DIRECTIVE
Find and copy lines holding "Understanding".

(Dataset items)
++++

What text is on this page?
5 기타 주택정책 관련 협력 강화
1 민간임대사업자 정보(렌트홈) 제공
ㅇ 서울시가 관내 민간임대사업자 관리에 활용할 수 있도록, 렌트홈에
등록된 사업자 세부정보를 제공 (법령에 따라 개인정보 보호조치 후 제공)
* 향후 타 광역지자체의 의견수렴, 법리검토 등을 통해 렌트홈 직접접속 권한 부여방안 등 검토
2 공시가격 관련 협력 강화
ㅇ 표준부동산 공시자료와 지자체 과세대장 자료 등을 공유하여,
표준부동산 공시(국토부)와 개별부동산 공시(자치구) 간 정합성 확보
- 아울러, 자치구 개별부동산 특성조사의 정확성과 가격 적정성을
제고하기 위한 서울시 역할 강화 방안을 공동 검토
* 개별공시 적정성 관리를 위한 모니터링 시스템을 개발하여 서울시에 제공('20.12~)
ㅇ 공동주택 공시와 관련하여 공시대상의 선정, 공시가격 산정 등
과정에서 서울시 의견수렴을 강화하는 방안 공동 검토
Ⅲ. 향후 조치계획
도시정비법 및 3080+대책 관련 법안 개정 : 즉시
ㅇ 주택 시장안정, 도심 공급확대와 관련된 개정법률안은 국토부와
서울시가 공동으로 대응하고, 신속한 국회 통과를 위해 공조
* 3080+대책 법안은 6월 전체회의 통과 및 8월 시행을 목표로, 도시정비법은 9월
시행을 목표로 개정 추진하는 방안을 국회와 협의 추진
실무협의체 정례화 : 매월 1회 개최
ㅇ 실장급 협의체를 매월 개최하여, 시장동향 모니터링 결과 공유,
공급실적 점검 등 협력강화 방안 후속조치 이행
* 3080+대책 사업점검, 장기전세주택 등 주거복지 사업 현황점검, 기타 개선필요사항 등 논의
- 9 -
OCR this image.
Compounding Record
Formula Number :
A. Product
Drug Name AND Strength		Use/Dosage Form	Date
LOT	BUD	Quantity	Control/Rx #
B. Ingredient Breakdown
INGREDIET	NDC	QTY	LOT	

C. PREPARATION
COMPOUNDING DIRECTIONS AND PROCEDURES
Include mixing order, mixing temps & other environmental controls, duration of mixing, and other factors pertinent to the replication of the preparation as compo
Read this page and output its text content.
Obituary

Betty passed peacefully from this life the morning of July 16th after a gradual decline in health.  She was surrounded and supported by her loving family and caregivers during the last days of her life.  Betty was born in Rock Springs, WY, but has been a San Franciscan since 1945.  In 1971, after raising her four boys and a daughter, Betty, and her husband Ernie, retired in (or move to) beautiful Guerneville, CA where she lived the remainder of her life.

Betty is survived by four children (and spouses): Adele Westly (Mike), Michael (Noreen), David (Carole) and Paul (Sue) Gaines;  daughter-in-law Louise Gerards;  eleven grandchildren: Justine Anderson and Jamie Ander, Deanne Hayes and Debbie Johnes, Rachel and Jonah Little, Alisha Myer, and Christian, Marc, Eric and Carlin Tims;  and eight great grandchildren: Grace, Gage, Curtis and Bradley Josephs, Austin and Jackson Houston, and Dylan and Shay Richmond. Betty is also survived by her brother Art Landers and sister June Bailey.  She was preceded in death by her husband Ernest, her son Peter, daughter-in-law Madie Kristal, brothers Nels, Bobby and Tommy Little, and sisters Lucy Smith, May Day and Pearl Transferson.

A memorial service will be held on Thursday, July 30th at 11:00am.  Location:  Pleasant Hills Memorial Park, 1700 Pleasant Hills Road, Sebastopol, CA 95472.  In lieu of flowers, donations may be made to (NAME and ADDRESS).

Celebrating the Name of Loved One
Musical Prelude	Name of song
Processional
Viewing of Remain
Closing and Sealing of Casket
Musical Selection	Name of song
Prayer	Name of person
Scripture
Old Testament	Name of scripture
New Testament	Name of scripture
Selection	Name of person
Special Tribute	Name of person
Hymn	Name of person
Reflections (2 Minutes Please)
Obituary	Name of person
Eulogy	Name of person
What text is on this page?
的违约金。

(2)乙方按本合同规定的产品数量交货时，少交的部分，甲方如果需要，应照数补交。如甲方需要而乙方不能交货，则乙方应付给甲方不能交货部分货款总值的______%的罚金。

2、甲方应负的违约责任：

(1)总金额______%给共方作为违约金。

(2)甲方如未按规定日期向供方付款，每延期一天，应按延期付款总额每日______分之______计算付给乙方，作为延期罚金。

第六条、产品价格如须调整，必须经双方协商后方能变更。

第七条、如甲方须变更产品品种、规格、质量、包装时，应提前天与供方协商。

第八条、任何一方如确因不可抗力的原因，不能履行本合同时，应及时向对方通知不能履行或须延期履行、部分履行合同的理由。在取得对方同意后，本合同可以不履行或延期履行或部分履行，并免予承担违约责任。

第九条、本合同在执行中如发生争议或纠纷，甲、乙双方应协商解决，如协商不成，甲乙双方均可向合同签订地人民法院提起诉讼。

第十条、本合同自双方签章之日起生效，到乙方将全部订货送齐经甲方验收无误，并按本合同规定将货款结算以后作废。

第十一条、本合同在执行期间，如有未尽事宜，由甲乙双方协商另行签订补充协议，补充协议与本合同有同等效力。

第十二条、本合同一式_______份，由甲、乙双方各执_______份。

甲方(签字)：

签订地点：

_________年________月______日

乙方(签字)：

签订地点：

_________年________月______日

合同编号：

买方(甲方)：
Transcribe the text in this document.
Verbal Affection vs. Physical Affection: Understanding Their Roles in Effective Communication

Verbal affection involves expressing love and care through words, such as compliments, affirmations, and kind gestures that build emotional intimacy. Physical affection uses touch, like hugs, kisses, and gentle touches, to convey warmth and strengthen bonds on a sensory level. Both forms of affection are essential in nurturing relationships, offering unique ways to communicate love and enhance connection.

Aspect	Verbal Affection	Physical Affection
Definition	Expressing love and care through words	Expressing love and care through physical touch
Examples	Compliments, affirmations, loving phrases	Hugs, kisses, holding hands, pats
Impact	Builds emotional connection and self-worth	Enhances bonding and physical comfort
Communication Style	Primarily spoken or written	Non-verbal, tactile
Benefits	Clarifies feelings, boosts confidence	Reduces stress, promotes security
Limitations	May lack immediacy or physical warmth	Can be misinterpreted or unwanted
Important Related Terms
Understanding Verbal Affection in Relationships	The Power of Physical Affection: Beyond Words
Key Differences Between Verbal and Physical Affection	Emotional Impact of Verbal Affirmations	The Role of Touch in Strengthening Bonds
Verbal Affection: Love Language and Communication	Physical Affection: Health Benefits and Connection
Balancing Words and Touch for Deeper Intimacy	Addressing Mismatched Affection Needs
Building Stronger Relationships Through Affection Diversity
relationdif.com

++++

CORRECT OUTPUT
Verbal Affection vs. Physical Affection: Understanding Their Roles in Effective Communication
Understanding Verbal Affection in Relationships	The Power of Physical Affection: Beyond Words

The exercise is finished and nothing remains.